Directions for this task. Locate the lines where "Prognose" occurs and copy them as they stand.
## BEGIN Stored rows
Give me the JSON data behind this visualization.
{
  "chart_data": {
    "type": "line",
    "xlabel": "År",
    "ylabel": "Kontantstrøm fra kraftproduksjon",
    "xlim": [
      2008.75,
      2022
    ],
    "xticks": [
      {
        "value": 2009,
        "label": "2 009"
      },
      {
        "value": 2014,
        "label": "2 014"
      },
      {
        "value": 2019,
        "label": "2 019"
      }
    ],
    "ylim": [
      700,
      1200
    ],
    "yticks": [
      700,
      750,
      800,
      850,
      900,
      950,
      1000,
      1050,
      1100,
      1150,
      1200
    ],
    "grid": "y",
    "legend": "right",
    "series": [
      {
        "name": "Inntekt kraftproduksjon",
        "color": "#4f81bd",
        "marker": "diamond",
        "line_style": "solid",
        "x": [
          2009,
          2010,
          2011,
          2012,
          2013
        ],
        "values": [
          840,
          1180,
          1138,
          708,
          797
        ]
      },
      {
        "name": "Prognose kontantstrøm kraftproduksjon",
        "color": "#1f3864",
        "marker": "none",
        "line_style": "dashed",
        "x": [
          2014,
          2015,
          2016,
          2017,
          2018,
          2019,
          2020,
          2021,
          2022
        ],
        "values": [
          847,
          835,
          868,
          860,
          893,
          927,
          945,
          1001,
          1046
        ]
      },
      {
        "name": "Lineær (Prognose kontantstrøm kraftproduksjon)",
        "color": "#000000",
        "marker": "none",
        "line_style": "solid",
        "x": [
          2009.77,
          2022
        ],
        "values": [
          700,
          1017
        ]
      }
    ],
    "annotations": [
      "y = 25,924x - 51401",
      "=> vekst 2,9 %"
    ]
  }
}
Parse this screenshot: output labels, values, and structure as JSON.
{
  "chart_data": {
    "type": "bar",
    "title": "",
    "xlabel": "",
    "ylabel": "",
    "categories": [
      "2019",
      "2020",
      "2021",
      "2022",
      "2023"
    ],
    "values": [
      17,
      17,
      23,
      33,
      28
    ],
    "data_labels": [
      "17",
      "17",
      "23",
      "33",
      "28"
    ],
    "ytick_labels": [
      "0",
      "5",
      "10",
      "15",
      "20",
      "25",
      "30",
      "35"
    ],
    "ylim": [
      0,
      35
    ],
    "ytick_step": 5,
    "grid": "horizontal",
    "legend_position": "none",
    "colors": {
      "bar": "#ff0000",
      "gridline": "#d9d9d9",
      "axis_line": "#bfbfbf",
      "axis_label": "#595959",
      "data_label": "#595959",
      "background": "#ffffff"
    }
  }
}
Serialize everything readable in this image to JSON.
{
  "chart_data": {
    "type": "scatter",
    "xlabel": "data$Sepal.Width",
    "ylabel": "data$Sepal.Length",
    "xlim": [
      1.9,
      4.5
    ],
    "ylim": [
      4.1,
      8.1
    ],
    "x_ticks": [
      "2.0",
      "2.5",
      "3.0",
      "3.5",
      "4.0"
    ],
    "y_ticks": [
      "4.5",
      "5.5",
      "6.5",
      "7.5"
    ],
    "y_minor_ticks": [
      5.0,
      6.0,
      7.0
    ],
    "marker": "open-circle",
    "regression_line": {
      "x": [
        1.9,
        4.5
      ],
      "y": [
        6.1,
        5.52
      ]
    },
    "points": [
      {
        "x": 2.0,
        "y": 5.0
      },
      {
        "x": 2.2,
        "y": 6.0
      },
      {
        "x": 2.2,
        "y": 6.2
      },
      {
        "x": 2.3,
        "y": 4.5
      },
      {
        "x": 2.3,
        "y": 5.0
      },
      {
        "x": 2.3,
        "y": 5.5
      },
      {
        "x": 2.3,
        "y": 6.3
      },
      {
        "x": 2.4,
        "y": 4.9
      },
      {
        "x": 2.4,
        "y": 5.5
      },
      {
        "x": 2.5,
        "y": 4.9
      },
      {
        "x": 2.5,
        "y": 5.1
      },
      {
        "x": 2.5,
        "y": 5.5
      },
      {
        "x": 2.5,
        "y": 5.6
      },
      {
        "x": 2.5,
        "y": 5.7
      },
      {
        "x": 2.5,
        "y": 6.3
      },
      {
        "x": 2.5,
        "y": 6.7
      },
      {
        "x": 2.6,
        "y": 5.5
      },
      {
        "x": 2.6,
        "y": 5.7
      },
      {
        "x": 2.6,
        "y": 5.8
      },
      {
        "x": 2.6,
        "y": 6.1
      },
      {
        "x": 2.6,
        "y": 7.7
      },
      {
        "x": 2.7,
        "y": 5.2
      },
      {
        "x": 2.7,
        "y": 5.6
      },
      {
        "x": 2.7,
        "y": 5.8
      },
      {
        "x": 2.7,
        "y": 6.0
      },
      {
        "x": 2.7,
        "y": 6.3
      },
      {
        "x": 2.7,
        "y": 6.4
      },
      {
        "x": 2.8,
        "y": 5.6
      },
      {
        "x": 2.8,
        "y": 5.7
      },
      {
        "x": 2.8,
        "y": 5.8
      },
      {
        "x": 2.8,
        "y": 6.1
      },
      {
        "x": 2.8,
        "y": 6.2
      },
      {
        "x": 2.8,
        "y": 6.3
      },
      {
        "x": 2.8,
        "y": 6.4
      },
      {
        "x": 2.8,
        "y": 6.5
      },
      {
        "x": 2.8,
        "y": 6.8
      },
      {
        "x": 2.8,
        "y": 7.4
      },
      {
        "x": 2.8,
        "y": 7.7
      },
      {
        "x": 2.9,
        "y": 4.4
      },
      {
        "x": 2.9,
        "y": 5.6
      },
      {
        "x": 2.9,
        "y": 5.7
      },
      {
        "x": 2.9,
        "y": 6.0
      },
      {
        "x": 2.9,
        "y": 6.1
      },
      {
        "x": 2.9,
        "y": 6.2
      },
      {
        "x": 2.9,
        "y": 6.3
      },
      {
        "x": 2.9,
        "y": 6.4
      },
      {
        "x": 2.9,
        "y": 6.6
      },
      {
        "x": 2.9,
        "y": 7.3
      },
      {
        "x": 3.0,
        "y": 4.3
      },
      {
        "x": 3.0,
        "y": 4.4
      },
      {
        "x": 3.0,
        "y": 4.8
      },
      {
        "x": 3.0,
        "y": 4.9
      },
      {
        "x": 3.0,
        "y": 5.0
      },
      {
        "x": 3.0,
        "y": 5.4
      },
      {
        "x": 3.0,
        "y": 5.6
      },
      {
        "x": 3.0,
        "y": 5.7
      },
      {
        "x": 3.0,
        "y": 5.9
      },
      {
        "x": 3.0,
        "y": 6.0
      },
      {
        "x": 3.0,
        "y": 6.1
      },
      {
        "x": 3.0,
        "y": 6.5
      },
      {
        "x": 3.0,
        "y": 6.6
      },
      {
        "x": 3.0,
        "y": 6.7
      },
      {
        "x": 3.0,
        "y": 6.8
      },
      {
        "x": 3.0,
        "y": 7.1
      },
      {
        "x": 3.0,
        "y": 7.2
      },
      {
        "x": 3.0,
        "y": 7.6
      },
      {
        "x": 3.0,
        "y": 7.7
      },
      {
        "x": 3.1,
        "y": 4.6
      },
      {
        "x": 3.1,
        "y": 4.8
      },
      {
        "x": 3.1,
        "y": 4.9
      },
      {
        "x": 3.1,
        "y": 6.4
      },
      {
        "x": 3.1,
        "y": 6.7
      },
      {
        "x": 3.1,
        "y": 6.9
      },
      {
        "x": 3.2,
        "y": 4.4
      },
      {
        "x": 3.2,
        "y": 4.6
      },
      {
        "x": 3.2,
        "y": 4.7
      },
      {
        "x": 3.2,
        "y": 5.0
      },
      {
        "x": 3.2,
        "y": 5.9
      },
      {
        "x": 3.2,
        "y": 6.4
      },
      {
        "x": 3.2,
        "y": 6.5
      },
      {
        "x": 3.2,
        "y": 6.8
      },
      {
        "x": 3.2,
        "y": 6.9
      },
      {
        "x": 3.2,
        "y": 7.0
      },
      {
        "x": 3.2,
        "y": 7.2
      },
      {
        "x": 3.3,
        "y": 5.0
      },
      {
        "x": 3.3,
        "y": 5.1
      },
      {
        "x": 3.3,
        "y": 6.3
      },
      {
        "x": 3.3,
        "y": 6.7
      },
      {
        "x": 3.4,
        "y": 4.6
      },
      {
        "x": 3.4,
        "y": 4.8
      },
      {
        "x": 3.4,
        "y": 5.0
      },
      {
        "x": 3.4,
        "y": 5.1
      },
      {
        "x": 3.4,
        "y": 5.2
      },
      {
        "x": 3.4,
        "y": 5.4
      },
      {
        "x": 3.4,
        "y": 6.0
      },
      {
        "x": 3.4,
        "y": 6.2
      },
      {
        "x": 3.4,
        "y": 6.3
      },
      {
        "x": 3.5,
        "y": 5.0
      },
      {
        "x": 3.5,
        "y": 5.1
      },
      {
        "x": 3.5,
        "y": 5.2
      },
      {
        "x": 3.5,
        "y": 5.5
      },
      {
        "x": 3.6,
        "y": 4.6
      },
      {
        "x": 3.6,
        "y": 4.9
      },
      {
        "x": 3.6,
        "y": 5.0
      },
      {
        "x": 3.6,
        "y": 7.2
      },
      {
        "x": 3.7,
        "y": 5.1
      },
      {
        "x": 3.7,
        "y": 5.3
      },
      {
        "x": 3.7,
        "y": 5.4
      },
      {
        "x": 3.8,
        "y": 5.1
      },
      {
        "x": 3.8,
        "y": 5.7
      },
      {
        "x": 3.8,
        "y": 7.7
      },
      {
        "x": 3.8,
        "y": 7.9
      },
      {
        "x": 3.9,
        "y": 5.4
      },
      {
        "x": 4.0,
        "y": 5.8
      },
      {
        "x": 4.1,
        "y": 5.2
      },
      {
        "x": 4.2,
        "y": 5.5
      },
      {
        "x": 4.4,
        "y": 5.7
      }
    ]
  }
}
## END Stored rows
Answer for the task.
        "name": "Prognose kontantstrøm kraftproduksjon",
        "name": "Lineær (Prognose kontantstrøm kraftproduksjon)",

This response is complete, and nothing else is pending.